### Written instruction
Every line below that mentions the word "from" should be copied out.

### Information given
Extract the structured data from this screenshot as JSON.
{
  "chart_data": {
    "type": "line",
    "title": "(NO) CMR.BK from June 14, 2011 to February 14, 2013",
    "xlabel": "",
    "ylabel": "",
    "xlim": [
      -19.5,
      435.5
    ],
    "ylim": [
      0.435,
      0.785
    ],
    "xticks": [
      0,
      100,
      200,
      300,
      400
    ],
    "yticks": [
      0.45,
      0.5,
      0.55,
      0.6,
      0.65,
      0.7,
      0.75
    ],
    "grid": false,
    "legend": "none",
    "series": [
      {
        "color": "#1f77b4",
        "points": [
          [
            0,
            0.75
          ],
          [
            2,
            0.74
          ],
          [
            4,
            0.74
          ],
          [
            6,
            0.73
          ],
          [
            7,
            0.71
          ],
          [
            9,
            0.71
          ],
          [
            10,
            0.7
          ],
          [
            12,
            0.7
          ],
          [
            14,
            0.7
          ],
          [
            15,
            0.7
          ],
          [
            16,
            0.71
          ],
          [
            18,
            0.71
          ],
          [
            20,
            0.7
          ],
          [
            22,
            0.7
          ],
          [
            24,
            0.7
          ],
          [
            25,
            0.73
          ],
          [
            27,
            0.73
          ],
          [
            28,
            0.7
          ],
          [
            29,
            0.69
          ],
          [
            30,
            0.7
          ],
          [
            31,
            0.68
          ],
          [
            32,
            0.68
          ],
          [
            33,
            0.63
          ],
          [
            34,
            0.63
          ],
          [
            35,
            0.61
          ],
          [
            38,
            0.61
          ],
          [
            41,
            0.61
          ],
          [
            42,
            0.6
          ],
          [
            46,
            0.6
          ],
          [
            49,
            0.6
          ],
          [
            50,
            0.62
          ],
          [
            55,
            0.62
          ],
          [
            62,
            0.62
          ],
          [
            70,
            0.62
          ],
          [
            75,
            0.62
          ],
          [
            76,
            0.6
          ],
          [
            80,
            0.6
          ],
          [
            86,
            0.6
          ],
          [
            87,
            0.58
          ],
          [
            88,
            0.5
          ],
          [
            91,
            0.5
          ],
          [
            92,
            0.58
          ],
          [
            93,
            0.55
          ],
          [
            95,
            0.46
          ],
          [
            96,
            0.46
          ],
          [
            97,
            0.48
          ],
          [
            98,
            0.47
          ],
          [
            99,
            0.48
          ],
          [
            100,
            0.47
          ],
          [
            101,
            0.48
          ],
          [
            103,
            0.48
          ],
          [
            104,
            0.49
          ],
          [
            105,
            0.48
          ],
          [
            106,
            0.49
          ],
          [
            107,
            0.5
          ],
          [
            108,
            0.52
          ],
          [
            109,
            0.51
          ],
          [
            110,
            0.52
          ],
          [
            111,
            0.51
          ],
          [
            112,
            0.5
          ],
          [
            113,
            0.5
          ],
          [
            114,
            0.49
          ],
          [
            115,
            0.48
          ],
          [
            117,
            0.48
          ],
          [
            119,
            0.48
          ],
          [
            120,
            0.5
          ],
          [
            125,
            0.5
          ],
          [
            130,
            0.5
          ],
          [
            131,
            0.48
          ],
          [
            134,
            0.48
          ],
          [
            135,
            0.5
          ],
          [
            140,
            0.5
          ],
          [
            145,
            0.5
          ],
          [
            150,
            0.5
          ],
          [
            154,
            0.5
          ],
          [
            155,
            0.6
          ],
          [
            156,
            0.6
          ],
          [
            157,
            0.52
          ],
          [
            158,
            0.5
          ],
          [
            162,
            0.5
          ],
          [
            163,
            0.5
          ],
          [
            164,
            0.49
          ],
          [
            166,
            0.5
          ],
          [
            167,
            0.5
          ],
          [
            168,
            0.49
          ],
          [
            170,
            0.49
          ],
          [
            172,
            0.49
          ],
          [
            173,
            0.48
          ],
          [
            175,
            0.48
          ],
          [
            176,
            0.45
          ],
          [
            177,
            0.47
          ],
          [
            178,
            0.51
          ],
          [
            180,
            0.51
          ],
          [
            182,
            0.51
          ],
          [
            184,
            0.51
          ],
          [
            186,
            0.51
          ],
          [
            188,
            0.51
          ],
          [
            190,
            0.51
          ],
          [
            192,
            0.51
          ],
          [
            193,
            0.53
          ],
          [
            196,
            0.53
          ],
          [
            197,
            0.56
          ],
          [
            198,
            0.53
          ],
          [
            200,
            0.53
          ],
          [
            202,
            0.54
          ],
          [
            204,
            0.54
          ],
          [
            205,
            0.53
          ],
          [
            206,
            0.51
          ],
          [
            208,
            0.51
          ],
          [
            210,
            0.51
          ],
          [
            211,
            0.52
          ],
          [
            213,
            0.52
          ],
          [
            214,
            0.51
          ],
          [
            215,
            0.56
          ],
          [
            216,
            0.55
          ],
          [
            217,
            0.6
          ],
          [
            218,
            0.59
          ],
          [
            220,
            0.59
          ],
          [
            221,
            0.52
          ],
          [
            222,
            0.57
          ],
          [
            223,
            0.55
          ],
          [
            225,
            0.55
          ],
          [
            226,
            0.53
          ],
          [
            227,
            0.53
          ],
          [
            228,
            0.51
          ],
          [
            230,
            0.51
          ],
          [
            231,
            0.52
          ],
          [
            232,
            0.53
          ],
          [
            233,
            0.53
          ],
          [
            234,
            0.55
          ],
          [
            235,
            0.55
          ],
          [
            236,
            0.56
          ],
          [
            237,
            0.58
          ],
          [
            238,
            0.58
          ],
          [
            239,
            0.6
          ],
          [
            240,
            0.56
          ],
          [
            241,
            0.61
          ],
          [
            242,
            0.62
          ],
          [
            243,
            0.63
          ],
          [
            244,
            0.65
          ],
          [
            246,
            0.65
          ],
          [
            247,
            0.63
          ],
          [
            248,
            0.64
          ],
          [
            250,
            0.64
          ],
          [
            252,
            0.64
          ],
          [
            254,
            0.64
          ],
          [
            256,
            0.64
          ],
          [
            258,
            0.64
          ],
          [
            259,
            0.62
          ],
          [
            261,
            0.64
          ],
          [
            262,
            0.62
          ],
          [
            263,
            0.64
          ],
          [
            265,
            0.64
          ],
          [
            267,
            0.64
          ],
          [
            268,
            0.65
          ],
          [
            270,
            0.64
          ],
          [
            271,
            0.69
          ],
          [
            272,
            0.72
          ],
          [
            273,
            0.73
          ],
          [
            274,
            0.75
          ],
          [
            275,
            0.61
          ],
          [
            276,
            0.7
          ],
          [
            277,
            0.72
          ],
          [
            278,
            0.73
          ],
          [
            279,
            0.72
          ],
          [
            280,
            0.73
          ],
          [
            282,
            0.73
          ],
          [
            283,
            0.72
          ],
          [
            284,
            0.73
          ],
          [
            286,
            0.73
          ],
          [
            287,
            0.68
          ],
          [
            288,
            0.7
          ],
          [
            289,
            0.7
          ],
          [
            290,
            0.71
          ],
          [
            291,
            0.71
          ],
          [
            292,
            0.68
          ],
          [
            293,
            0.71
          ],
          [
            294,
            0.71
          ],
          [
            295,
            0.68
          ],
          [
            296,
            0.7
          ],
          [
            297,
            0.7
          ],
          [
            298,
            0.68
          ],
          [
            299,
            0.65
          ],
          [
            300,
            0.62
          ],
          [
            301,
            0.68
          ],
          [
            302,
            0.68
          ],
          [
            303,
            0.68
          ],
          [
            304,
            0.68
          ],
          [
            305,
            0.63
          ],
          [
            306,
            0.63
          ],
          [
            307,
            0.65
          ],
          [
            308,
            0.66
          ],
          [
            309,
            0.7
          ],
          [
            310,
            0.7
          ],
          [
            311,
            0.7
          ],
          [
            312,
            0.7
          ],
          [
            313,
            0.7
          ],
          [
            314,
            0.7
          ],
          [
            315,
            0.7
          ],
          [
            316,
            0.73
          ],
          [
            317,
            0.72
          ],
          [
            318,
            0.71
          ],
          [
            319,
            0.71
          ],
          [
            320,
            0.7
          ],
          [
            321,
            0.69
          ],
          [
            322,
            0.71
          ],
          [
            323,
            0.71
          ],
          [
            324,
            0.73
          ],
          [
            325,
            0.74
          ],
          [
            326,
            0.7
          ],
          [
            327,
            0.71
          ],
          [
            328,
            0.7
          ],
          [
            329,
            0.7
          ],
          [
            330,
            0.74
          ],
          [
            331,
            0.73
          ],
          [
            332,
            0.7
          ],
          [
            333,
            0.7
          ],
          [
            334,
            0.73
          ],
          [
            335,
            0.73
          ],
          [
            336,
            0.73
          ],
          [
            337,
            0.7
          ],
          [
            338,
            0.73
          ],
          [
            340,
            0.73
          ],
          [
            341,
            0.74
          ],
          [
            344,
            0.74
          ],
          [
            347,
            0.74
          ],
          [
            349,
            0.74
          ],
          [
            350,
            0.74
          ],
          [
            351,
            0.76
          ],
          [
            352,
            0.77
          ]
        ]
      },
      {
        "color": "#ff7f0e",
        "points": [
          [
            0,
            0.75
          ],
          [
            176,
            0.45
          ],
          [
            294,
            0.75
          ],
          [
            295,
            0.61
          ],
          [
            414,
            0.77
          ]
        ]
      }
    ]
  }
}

### Written response
Extract the structured data from this screenshot as JSON.
    "title": "(NO) CMR.BK from June 14, 2011 to February 14, 2013",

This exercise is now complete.